**OBJECTIVES:**
• A. Condense the paragraph of the financial document text that begins "WEX Bank utilizes certificates of deposit" into a bulleted list that keeps its main facts.
• B. According to the financial document text, what dollar amount of treasury shares was purchased during the first quarter of 2013?

**DOCUMENT TEXT:**
Our GAAP operating cash flows provided approximately $28.6 million in the first quarter of 2013, management operating cash provided approximately $115.4 million inflows. Our first quarter of 2012 cash flows were use of $38.2 million in GAAP operating cash flows and $15.2 million in management operating cash inflows.
In addition to the $115.4 million of management operating cash we generated during the first quarter of 2013, we increased our overall financing debt by $75.3 million as we paid down the balance of our revolving credit facility with the funds generated from the Notes offering and an increase in the term note. We also purchased $17.9 million in treasury shares during the first quarter of 2013.
Management Operating Cash
The table below reconciles net cash provided by operating activities to change in management operating cash:
Net change in deposits and interest-bearing money market deposits
Change in management operating cash
WEX Bank utilizes certificates of deposit, money market deposits, Negotiable Order of Withdrawal (NOW) deposits and borrowed federal funds to finance our accounts receivable. WEX Bank issued certificates of deposit in various maturities ranging between four weeks and two years and with fixed interest rates ranging from 0.16 percent to 1.05 percent as of March 31, 2013. As of March 31, 2013, we had approximately $370.4 million of certificates of deposit deposits outstanding, compared to $593.1 million of certificates of deposits outstanding as of March 31, 2012. Certificates of deposits are subject to regulatory capital requirements.
As of March 31, 2013, we had approximately $123.5 million of interest-bearing money market deposits at a weighted average rate of 0.37 percent, compared to $102.6 million of interest-bearing money market deposits at March 31, 2012, at a weighted average rate of 0.58 percent. WEX Bank receives non-interest bearing NOW account deposits associated with the Higher One program. As of March 31, 2013, we had $514.4 million of non-interest bearing NOW account deposits and $17.3 million on non-interest bearing customer deposits outstanding. The Higher One program began during the second quarter of 2012. Deposits are subject to regulatory capital requirements.

**DATASET CONTENT:**

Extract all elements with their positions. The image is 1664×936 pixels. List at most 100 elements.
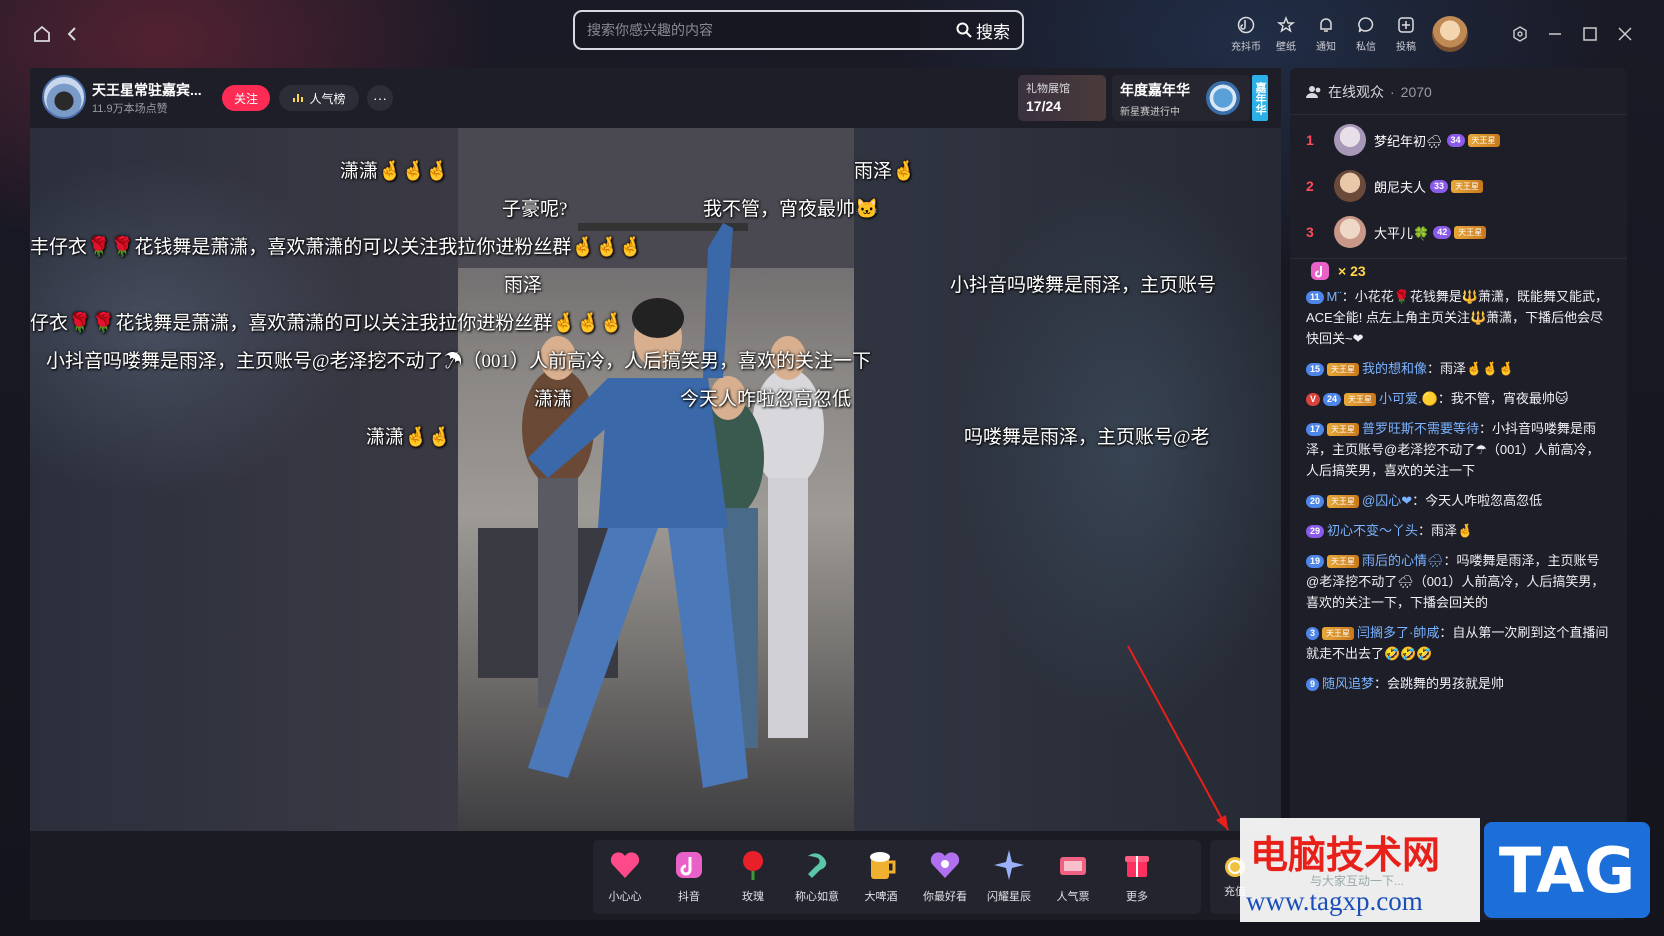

**PER-TASK ANSWERS:**
• A.
- WEX Bank finances accounts receivable with certificates of deposit, money market deposits, NOW deposits, and borrowed federal funds.
- As of March 31, 2013, its certificates of deposit had maturities from four weeks to two years and fixed interest rates from 0.16 to 1.05 percent.
- About $370.4 million in certificates of deposit was outstanding on March 31, 2013, down from $593.1 million on March 31, 2012.
- Certificates of deposit are subject to regulatory capital requirements.

• B. $17.9 million.